◆ What you need to do: Would you copy out the whole listing exactly as given?
— BEGIN —
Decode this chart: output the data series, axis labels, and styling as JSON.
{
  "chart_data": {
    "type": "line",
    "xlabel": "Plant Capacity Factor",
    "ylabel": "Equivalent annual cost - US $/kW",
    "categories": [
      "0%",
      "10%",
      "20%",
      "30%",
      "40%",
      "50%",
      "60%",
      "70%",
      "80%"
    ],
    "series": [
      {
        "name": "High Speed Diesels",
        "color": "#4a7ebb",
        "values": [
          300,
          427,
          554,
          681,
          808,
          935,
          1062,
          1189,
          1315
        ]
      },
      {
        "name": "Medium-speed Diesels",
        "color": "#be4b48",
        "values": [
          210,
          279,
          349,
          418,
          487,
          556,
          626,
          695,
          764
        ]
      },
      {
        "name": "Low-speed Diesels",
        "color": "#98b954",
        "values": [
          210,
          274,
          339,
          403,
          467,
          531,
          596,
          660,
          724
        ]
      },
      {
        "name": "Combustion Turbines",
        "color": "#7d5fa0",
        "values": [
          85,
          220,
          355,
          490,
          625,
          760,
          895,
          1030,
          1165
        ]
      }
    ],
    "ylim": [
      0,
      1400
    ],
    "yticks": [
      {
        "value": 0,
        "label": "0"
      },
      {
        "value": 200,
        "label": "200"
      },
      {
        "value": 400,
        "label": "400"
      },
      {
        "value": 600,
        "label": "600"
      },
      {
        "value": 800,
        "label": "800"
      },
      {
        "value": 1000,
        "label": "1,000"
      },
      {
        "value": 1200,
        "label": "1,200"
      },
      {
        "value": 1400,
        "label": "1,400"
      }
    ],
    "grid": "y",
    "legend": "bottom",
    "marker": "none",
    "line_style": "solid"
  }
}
— END —
◆ The output:
Decode this chart: output the data series, axis labels, and styling as JSON.
{
  "chart_data": {
    "type": "line",
    "xlabel": "Plant Capacity Factor",
    "ylabel": "Equivalent annual cost - US $/kW",
    "categories": [
      "0%",
      "10%",
      "20%",
      "30%",
      "40%",
      "50%",
      "60%",
      "70%",
      "80%"
    ],
    "series": [
      {
        "name": "High Speed Diesels",
        "color": "#4a7ebb",
        "values": [
          300,
          427,
          554,
          681,
          808,
          935,
          1062,
          1189,
          1315
        ]
      },
      {
        "name": "Medium-speed Diesels",
        "color": "#be4b48",
        "values": [
          210,
          279,
          349,
          418,
          487,
          556,
          626,
          695,
          764
        ]
      },
      {
        "name": "Low-speed Diesels",
        "color": "#98b954",
        "values": [
          210,
          274,
          339,
          403,
          467,
          531,
          596,
          660,
          724
        ]
      },
      {
        "name": "Combustion Turbines",
        "color": "#7d5fa0",
        "values": [
          85,
          220,
          355,
          490,
          625,
          760,
          895,
          1030,
          1165
        ]
      }
    ],
    "ylim": [
      0,
      1400
    ],
    "yticks": [
      {
        "value": 0,
        "label": "0"
      },
      {
        "value": 200,
        "label": "200"
      },
      {
        "value": 400,
        "label": "400"
      },
      {
        "value": 600,
        "label": "600"
      },
      {
        "value": 800,
        "label": "800"
      },
      {
        "value": 1000,
        "label": "1,000"
      },
      {
        "value": 1200,
        "label": "1,200"
      },
      {
        "value": 1400,
        "label": "1,400"
      }
    ],
    "grid": "y",
    "legend": "bottom",
    "marker": "none",
    "line_style": "solid"
  }
}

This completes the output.